(Dataset records)
>> start

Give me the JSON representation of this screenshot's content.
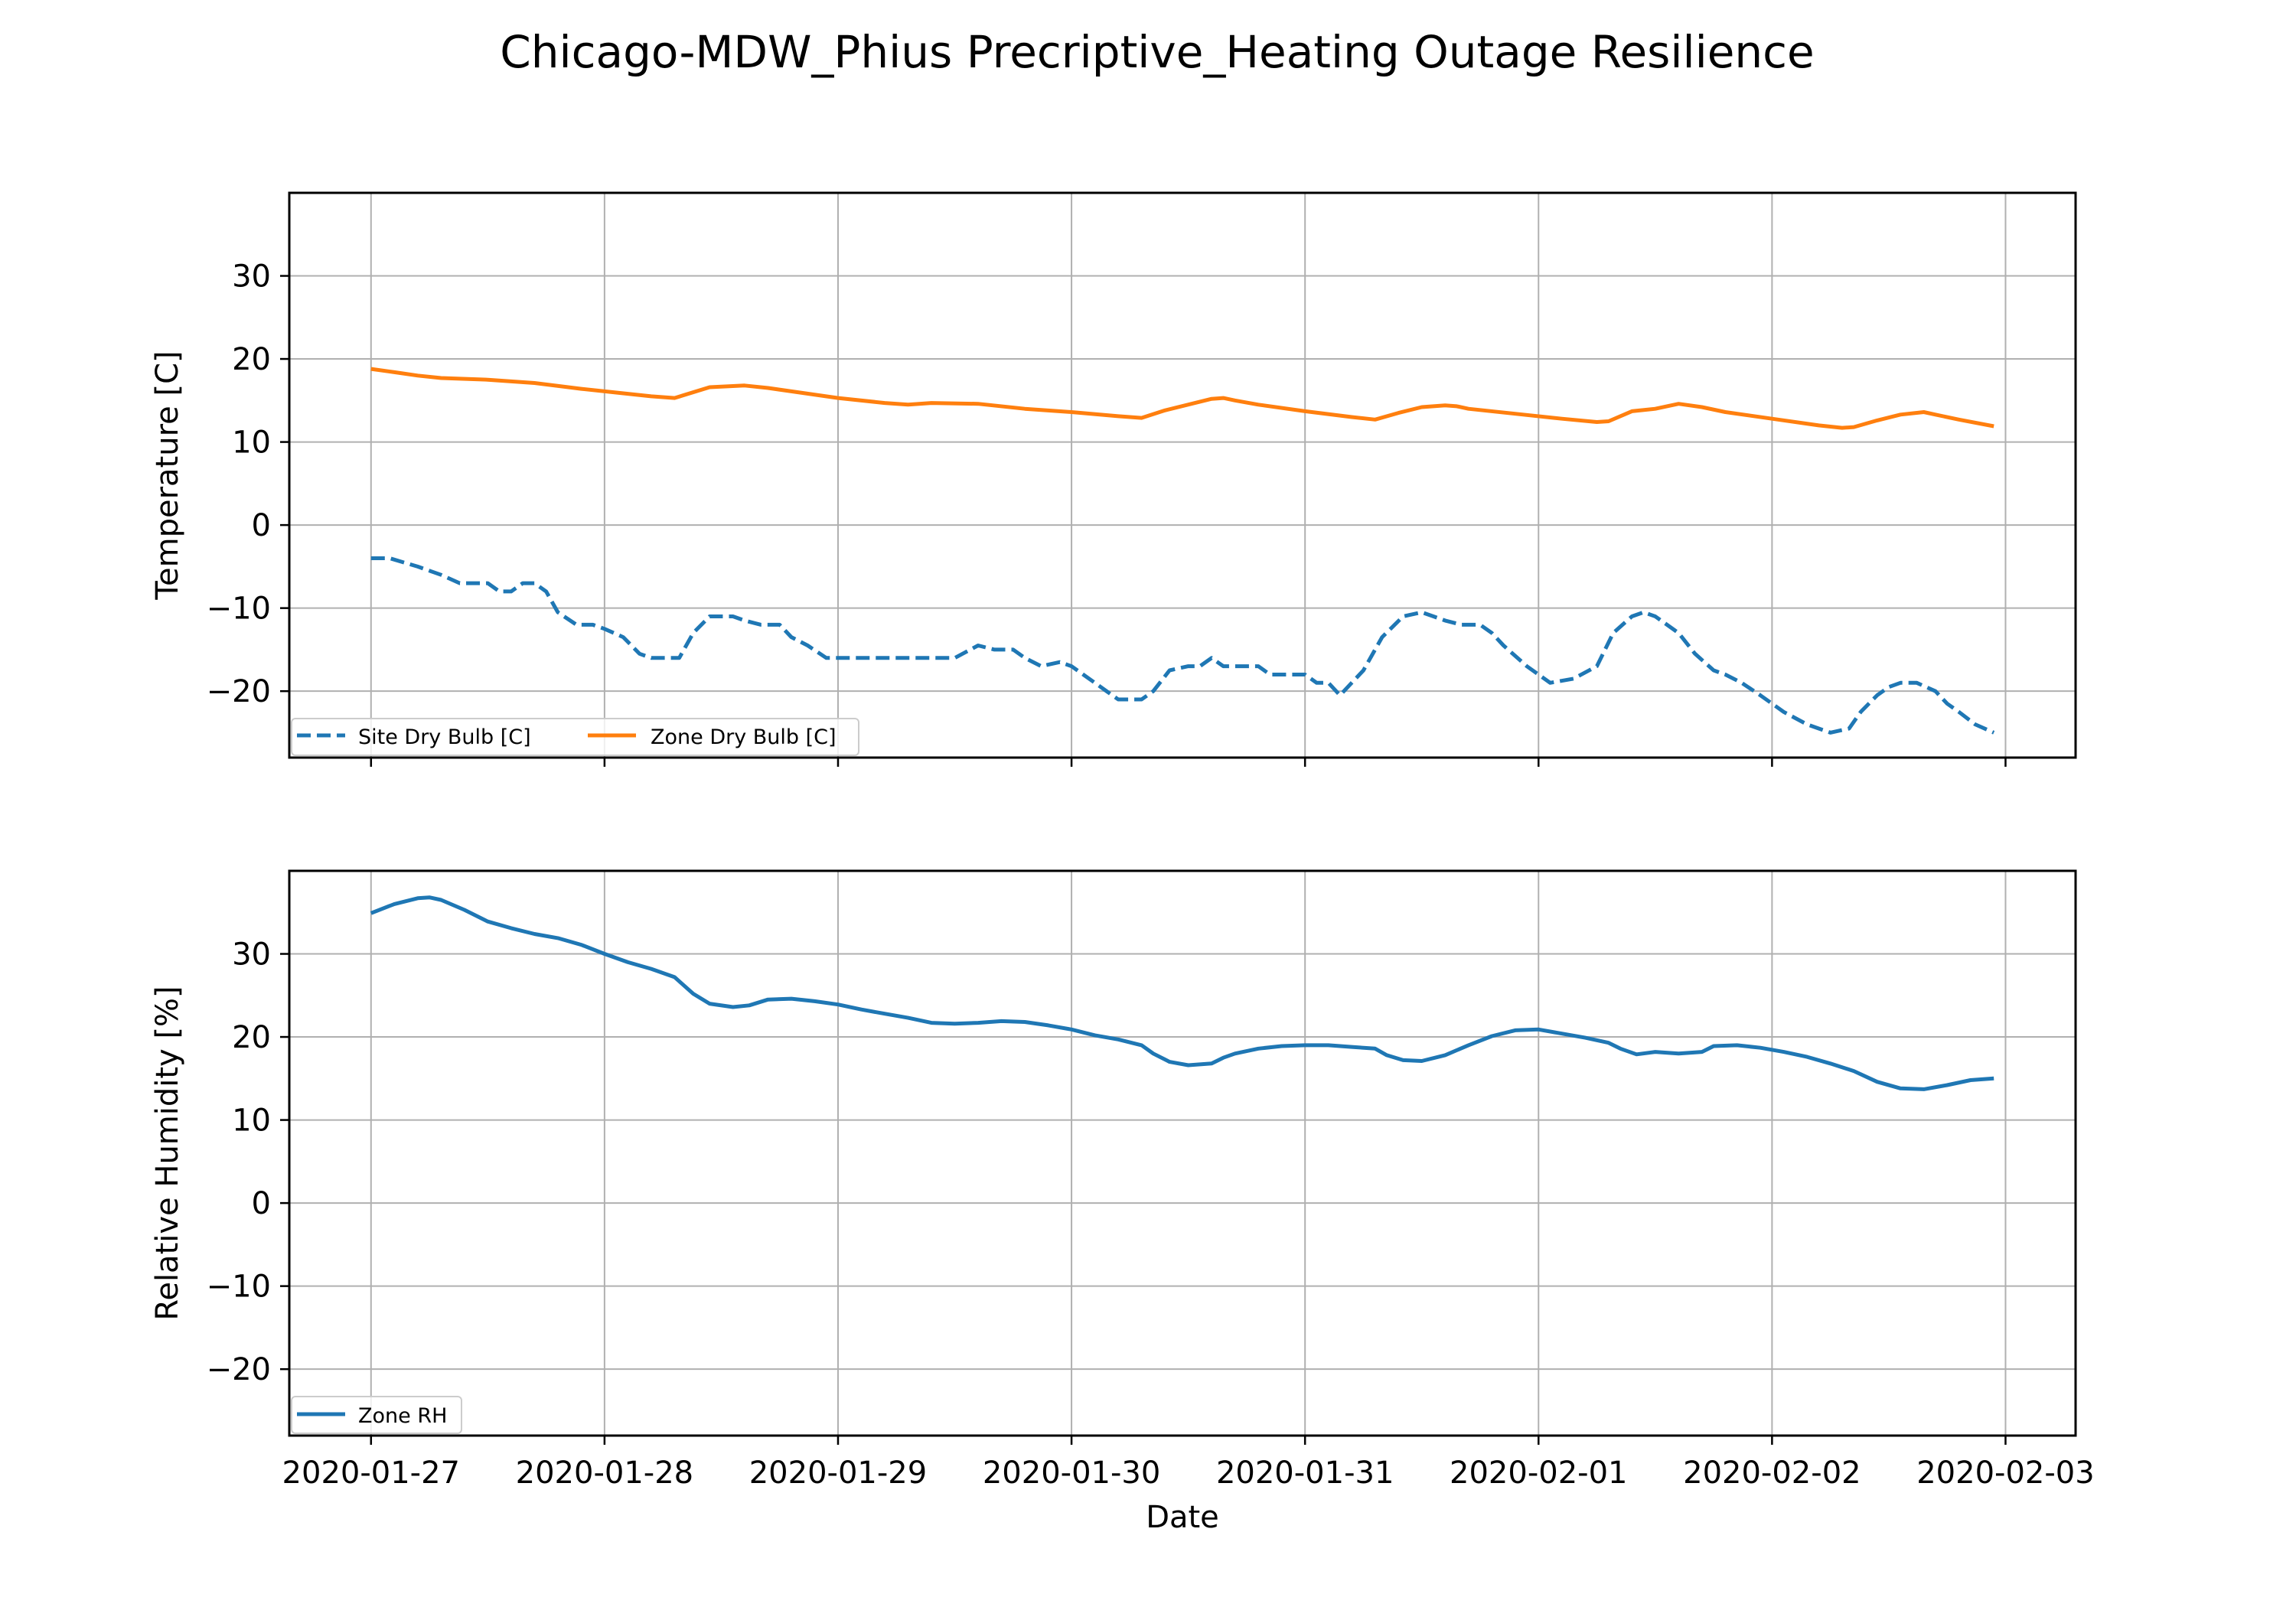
{
  "figure": {
    "title": "Chicago-MDW_Phius Precriptive_Heating Outage Resilience"
  },
  "colors": {
    "site_dry_bulb": "#1f77b4",
    "zone_dry_bulb": "#ff7f0e",
    "zone_rh": "#1f77b4",
    "grid": "#b0b0b0"
  },
  "chart_data": [
    {
      "type": "line",
      "ylabel": "Temperature [C]",
      "ylim": [
        -28,
        40
      ],
      "yticks": [
        -20,
        -10,
        0,
        10,
        20,
        30
      ],
      "ytick_labels": [
        "−20",
        "−10",
        "0",
        "10",
        "20",
        "30"
      ],
      "xlim": [
        -0.35,
        7.3
      ],
      "xticks": [
        0,
        1,
        2,
        3,
        4,
        5,
        6,
        7
      ],
      "grid": true,
      "legend_placement": "lower-left",
      "legend_ncol": 2,
      "x_dates": [
        "2020-01-27 00:00",
        "2020-02-02 23:00"
      ],
      "series": [
        {
          "name": "Site Dry Bulb [C]",
          "style": "dashed",
          "x": [
            0,
            0.08,
            0.2,
            0.3,
            0.38,
            0.45,
            0.5,
            0.55,
            0.6,
            0.65,
            0.7,
            0.75,
            0.8,
            0.88,
            0.95,
            1.0,
            1.08,
            1.15,
            1.2,
            1.25,
            1.32,
            1.38,
            1.45,
            1.5,
            1.55,
            1.6,
            1.67,
            1.75,
            1.8,
            1.87,
            1.95,
            2.0,
            2.1,
            2.2,
            2.3,
            2.35,
            2.4,
            2.5,
            2.6,
            2.67,
            2.75,
            2.8,
            2.87,
            2.95,
            3.0,
            3.1,
            3.15,
            3.2,
            3.3,
            3.35,
            3.42,
            3.5,
            3.55,
            3.6,
            3.65,
            3.7,
            3.8,
            3.85,
            3.9,
            3.95,
            4.0,
            4.05,
            4.1,
            4.15,
            4.25,
            4.33,
            4.42,
            4.5,
            4.55,
            4.6,
            4.67,
            4.75,
            4.8,
            4.85,
            4.95,
            5.05,
            5.15,
            5.25,
            5.32,
            5.4,
            5.45,
            5.5,
            5.6,
            5.67,
            5.75,
            5.8,
            5.87,
            5.95,
            6.05,
            6.15,
            6.25,
            6.33,
            6.38,
            6.45,
            6.5,
            6.55,
            6.62,
            6.7,
            6.75,
            6.8,
            6.87,
            6.95
          ],
          "values": [
            -4,
            -4,
            -5,
            -6,
            -7,
            -7,
            -7,
            -8,
            -8,
            -7,
            -7,
            -8,
            -10.5,
            -12,
            -12,
            -12.5,
            -13.5,
            -15.5,
            -16,
            -16,
            -16,
            -13,
            -11,
            -11,
            -11,
            -11.5,
            -12,
            -12,
            -13.5,
            -14.5,
            -16,
            -16,
            -16,
            -16,
            -16,
            -16,
            -16,
            -16,
            -14.5,
            -15,
            -15,
            -16,
            -17,
            -16.5,
            -17,
            -19,
            -20,
            -21,
            -21,
            -20,
            -17.5,
            -17,
            -17,
            -16,
            -17,
            -17,
            -17,
            -18,
            -18,
            -18,
            -18,
            -19,
            -19,
            -20.5,
            -17.5,
            -13.5,
            -11,
            -10.5,
            -11,
            -11.5,
            -12,
            -12,
            -13,
            -14.5,
            -17,
            -19,
            -18.5,
            -17,
            -13,
            -11,
            -10.5,
            -11,
            -13,
            -15.5,
            -17.5,
            -18,
            -19,
            -20.5,
            -22.5,
            -24,
            -25,
            -24.5,
            -22.5,
            -20.5,
            -19.5,
            -19,
            -19,
            -20,
            -21.5,
            -22.5,
            -24,
            -25
          ]
        },
        {
          "name": "Zone Dry Bulb [C]",
          "style": "solid",
          "x": [
            0,
            0.1,
            0.2,
            0.3,
            0.5,
            0.7,
            0.9,
            1.1,
            1.2,
            1.3,
            1.45,
            1.6,
            1.7,
            1.8,
            2.0,
            2.2,
            2.3,
            2.4,
            2.6,
            2.8,
            3.0,
            3.2,
            3.3,
            3.4,
            3.6,
            3.65,
            3.7,
            3.8,
            4.0,
            4.2,
            4.3,
            4.4,
            4.5,
            4.6,
            4.65,
            4.7,
            4.9,
            5.1,
            5.25,
            5.3,
            5.4,
            5.5,
            5.6,
            5.7,
            5.8,
            6.0,
            6.2,
            6.3,
            6.35,
            6.45,
            6.55,
            6.65,
            6.7,
            6.8,
            6.95
          ],
          "values": [
            18.8,
            18.4,
            18.0,
            17.7,
            17.5,
            17.1,
            16.4,
            15.8,
            15.5,
            15.3,
            16.6,
            16.8,
            16.5,
            16.1,
            15.3,
            14.7,
            14.5,
            14.7,
            14.6,
            14.0,
            13.6,
            13.1,
            12.9,
            13.8,
            15.2,
            15.3,
            15.0,
            14.5,
            13.7,
            13.0,
            12.7,
            13.5,
            14.2,
            14.4,
            14.3,
            14.0,
            13.4,
            12.8,
            12.4,
            12.5,
            13.7,
            14.0,
            14.6,
            14.2,
            13.6,
            12.8,
            12.0,
            11.7,
            11.8,
            12.6,
            13.3,
            13.6,
            13.3,
            12.7,
            11.9
          ]
        }
      ]
    },
    {
      "type": "line",
      "xlabel": "Date",
      "ylabel": "Relative Humidity [%]",
      "ylim": [
        -28,
        40
      ],
      "yticks": [
        -20,
        -10,
        0,
        10,
        20,
        30
      ],
      "ytick_labels": [
        "−20",
        "−10",
        "0",
        "10",
        "20",
        "30"
      ],
      "xlim": [
        -0.35,
        7.3
      ],
      "xticks": [
        0,
        1,
        2,
        3,
        4,
        5,
        6,
        7
      ],
      "xtick_labels": [
        "2020-01-27",
        "2020-01-28",
        "2020-01-29",
        "2020-01-30",
        "2020-01-31",
        "2020-02-01",
        "2020-02-02",
        "2020-02-03"
      ],
      "grid": true,
      "legend_placement": "lower-left",
      "series": [
        {
          "name": "Zone RH",
          "style": "solid",
          "x": [
            0,
            0.1,
            0.2,
            0.25,
            0.3,
            0.4,
            0.5,
            0.6,
            0.7,
            0.8,
            0.9,
            1.0,
            1.1,
            1.2,
            1.3,
            1.38,
            1.45,
            1.55,
            1.62,
            1.7,
            1.8,
            1.9,
            2.0,
            2.1,
            2.2,
            2.3,
            2.4,
            2.5,
            2.6,
            2.7,
            2.8,
            2.9,
            3.0,
            3.1,
            3.2,
            3.3,
            3.35,
            3.42,
            3.5,
            3.6,
            3.65,
            3.7,
            3.8,
            3.9,
            4.0,
            4.1,
            4.2,
            4.3,
            4.35,
            4.42,
            4.5,
            4.6,
            4.7,
            4.8,
            4.9,
            5.0,
            5.1,
            5.2,
            5.3,
            5.35,
            5.42,
            5.5,
            5.6,
            5.7,
            5.75,
            5.85,
            5.95,
            6.05,
            6.15,
            6.25,
            6.35,
            6.45,
            6.55,
            6.65,
            6.75,
            6.85,
            6.95
          ],
          "values": [
            34.9,
            36.0,
            36.7,
            36.8,
            36.5,
            35.3,
            33.9,
            33.1,
            32.4,
            31.9,
            31.1,
            30.0,
            29.0,
            28.2,
            27.2,
            25.2,
            24.0,
            23.6,
            23.8,
            24.5,
            24.6,
            24.3,
            23.9,
            23.3,
            22.8,
            22.3,
            21.7,
            21.6,
            21.7,
            21.9,
            21.8,
            21.4,
            20.9,
            20.2,
            19.7,
            19.0,
            18.0,
            17.0,
            16.6,
            16.8,
            17.5,
            18.0,
            18.6,
            18.9,
            19.0,
            19.0,
            18.8,
            18.6,
            17.8,
            17.2,
            17.1,
            17.8,
            19.0,
            20.1,
            20.8,
            20.9,
            20.4,
            19.9,
            19.3,
            18.6,
            17.9,
            18.2,
            18.0,
            18.2,
            18.9,
            19.0,
            18.7,
            18.2,
            17.6,
            16.8,
            15.9,
            14.6,
            13.8,
            13.7,
            14.2,
            14.8,
            15.0
          ]
        }
      ]
    }
  ]
}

>> end

From the data above, copy each line that has the string "name".

## Exercise result
          "name": "Site Dry Bulb [C]",
          "name": "Zone Dry Bulb [C]",
          "name": "Zone RH",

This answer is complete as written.